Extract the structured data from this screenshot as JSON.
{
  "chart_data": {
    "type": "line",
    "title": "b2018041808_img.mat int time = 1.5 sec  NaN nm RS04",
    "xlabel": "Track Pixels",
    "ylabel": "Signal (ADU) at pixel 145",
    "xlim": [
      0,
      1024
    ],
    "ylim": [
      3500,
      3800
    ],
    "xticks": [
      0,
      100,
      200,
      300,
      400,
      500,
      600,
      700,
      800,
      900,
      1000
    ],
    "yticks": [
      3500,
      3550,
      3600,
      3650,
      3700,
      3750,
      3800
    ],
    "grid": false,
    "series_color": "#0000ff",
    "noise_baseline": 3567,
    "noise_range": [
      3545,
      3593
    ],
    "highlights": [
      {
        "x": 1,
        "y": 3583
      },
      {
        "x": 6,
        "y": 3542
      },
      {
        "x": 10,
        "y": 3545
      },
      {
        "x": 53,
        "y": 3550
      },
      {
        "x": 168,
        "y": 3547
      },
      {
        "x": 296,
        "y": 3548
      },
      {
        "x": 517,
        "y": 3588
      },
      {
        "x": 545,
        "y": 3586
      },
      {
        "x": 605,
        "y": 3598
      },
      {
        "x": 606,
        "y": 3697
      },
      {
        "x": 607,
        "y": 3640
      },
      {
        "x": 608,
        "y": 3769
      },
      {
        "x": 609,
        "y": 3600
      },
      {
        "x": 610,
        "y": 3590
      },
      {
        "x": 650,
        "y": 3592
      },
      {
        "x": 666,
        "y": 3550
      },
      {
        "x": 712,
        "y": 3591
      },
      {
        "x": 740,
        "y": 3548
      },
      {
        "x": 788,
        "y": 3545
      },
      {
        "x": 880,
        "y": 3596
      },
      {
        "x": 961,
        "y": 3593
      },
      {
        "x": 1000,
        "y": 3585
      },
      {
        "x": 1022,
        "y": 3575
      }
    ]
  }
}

******

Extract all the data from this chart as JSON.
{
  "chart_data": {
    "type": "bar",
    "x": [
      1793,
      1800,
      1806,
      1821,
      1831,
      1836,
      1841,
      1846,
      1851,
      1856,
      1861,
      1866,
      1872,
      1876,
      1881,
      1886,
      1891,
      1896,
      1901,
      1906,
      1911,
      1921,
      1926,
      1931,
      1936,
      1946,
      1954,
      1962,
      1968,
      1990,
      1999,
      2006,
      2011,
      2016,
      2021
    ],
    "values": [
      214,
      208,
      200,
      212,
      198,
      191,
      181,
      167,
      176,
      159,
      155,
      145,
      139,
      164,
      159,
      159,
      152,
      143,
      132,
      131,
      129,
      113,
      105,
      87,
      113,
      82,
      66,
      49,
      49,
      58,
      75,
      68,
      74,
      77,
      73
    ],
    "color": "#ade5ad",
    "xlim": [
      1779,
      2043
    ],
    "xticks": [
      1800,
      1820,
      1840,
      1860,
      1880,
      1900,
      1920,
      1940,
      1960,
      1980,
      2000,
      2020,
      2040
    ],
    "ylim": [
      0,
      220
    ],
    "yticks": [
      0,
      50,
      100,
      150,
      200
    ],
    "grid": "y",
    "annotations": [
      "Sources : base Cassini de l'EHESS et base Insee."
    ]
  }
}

******

Show the lines that mention the word "Extract".

» Output
Extract the structured data from this screenshot as JSON.
Extract all the data from this chart as JSON.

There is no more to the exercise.